____ Information provided

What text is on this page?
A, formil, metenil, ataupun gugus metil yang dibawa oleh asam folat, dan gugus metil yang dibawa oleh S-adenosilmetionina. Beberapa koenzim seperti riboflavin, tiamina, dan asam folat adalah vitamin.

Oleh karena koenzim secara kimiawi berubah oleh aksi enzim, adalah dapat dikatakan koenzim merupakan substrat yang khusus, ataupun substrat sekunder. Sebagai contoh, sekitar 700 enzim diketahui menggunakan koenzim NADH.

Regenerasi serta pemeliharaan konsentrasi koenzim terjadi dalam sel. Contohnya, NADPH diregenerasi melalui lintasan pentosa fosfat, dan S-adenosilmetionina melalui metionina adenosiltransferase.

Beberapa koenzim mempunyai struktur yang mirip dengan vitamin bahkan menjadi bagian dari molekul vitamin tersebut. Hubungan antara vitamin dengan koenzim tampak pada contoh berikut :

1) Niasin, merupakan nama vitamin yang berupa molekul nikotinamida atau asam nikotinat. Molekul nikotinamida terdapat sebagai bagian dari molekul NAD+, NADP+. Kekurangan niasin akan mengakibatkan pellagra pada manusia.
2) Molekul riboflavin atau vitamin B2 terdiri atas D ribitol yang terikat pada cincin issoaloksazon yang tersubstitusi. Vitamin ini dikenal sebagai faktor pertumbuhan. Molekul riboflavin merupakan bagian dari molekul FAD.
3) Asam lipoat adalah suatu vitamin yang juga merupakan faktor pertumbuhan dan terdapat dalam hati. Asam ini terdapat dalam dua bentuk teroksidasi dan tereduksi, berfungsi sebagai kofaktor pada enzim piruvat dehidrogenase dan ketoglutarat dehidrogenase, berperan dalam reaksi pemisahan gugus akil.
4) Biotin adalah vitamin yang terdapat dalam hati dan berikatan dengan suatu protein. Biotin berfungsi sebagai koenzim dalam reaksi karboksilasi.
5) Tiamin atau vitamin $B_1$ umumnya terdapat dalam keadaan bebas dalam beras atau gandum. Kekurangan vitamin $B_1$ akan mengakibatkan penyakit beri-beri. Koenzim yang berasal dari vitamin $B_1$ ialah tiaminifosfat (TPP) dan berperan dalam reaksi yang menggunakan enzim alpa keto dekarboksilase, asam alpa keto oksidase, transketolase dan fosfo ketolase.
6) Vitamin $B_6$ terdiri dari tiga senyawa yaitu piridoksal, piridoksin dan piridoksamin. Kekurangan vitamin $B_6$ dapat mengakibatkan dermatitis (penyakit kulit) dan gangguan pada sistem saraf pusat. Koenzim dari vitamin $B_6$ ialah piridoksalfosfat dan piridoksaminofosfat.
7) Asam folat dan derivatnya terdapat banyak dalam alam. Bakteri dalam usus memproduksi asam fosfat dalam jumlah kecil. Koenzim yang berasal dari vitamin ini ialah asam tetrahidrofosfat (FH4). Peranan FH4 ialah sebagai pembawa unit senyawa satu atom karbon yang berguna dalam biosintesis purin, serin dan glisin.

________

*Work order:*
All lines with the word "dengan" are needed; pull them from the entries and copy each.

*Response area:*
Beberapa koenzim mempunyai struktur yang mirip dengan vitamin bahkan menjadi bagian dari molekul vitamin tersebut. Hubungan antara vitamin dengan koenzim tampak pada contoh berikut :
4) Biotin adalah vitamin yang terdapat dalam hati dan berikatan dengan suatu protein. Biotin berfungsi sebagai koenzim dalam reaksi karboksilasi.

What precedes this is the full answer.